PROBLEM: Pull out each line of the data that includes the word "screenshot".

EXERCISE MATERIALS:

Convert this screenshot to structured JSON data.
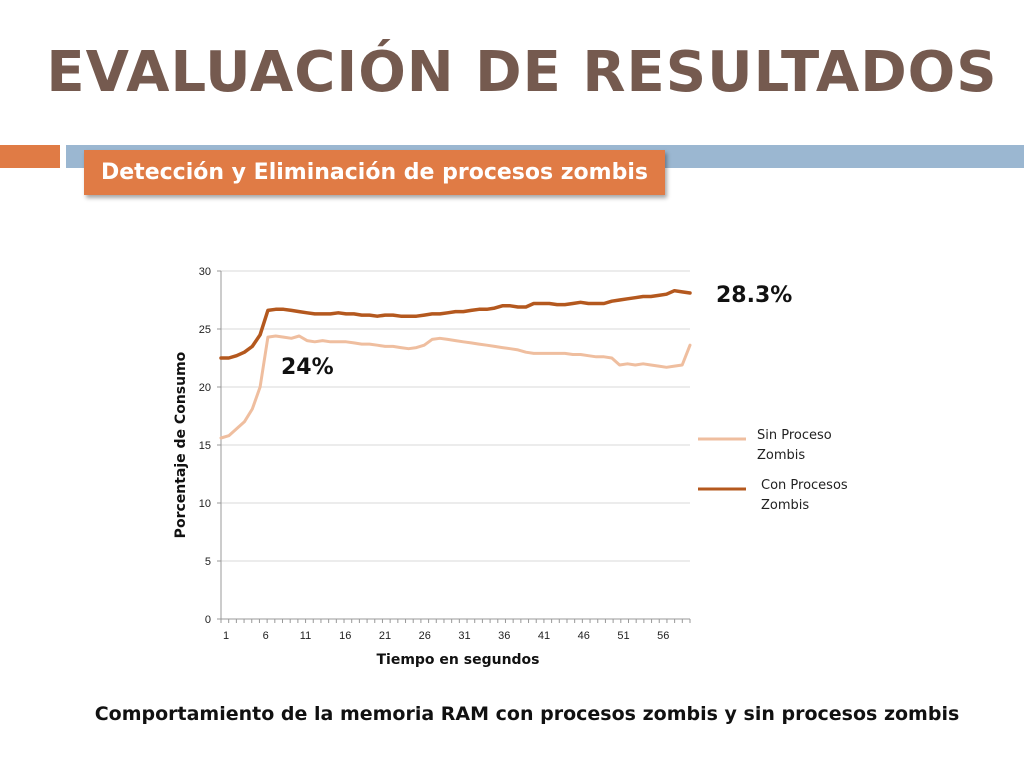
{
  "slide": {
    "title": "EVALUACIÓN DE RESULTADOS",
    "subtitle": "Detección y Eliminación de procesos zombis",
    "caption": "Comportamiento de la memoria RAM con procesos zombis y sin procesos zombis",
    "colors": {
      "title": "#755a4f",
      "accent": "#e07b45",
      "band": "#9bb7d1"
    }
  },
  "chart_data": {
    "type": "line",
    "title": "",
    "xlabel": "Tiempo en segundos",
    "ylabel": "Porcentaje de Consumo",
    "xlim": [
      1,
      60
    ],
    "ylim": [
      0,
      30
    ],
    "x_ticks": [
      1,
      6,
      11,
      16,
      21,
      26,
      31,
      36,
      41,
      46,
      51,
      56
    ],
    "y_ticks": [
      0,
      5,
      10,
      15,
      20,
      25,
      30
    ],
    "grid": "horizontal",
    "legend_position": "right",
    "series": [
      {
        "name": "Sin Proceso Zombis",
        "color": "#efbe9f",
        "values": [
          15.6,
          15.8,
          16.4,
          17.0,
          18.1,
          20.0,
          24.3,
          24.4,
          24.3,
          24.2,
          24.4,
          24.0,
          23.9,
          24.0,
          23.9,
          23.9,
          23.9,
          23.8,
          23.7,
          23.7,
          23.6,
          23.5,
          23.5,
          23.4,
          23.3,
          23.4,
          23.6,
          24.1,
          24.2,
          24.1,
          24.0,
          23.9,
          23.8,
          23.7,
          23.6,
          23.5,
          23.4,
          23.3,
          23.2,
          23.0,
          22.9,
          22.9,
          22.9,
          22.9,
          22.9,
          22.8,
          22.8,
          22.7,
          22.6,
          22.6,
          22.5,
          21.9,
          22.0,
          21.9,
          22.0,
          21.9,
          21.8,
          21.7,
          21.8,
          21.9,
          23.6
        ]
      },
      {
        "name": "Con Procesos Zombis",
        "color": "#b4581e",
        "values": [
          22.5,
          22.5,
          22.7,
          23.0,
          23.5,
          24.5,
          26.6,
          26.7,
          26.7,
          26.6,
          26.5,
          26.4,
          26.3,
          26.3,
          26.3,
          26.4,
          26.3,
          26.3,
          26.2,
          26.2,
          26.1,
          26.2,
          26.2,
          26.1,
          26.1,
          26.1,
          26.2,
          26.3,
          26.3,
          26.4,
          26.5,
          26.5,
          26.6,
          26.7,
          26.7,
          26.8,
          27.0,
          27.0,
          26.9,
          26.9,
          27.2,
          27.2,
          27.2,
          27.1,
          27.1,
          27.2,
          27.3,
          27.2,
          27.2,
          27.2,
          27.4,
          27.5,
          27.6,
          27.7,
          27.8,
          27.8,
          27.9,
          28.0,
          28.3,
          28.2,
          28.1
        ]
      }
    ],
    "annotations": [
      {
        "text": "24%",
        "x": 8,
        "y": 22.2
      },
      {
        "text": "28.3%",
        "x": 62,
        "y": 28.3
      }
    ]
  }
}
==
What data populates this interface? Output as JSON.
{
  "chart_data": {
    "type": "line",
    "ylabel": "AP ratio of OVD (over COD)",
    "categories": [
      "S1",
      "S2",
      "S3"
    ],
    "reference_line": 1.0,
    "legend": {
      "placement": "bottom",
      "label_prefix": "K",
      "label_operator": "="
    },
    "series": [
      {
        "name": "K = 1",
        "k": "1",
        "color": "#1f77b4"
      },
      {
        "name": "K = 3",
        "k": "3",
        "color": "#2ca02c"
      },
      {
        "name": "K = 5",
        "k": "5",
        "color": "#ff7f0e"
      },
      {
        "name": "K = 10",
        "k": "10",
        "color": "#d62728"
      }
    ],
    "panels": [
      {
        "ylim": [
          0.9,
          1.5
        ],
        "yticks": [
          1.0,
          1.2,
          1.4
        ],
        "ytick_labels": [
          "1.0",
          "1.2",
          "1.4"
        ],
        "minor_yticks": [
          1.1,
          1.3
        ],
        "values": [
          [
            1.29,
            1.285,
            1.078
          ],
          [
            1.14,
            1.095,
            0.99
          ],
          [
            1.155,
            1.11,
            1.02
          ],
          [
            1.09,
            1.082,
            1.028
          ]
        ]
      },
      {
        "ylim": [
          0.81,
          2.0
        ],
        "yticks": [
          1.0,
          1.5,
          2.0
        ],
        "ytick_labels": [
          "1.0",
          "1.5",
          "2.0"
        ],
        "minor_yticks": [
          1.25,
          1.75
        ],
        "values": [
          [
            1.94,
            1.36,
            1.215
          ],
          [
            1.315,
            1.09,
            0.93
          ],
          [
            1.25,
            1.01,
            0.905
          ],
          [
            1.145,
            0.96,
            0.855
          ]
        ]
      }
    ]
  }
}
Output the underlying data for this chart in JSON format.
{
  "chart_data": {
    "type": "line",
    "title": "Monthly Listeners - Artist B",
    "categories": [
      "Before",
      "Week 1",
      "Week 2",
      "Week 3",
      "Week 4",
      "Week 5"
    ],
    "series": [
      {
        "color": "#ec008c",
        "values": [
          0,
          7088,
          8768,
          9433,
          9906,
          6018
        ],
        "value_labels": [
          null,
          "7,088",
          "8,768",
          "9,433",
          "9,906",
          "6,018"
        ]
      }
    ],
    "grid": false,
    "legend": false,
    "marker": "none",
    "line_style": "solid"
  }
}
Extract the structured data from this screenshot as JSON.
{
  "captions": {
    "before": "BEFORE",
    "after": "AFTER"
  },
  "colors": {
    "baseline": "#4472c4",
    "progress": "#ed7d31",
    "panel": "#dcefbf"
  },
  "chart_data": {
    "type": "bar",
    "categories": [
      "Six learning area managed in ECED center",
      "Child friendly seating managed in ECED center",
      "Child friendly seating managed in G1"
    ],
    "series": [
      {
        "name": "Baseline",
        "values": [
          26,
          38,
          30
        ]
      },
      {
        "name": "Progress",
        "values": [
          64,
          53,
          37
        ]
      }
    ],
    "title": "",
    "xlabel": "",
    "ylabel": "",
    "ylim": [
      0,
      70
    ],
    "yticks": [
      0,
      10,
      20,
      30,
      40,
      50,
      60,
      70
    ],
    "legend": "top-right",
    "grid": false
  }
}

CORRECT RESPONSE:
Convert this screenshot to structured JSON data.
Extract the structured data from this screenshot as JSON.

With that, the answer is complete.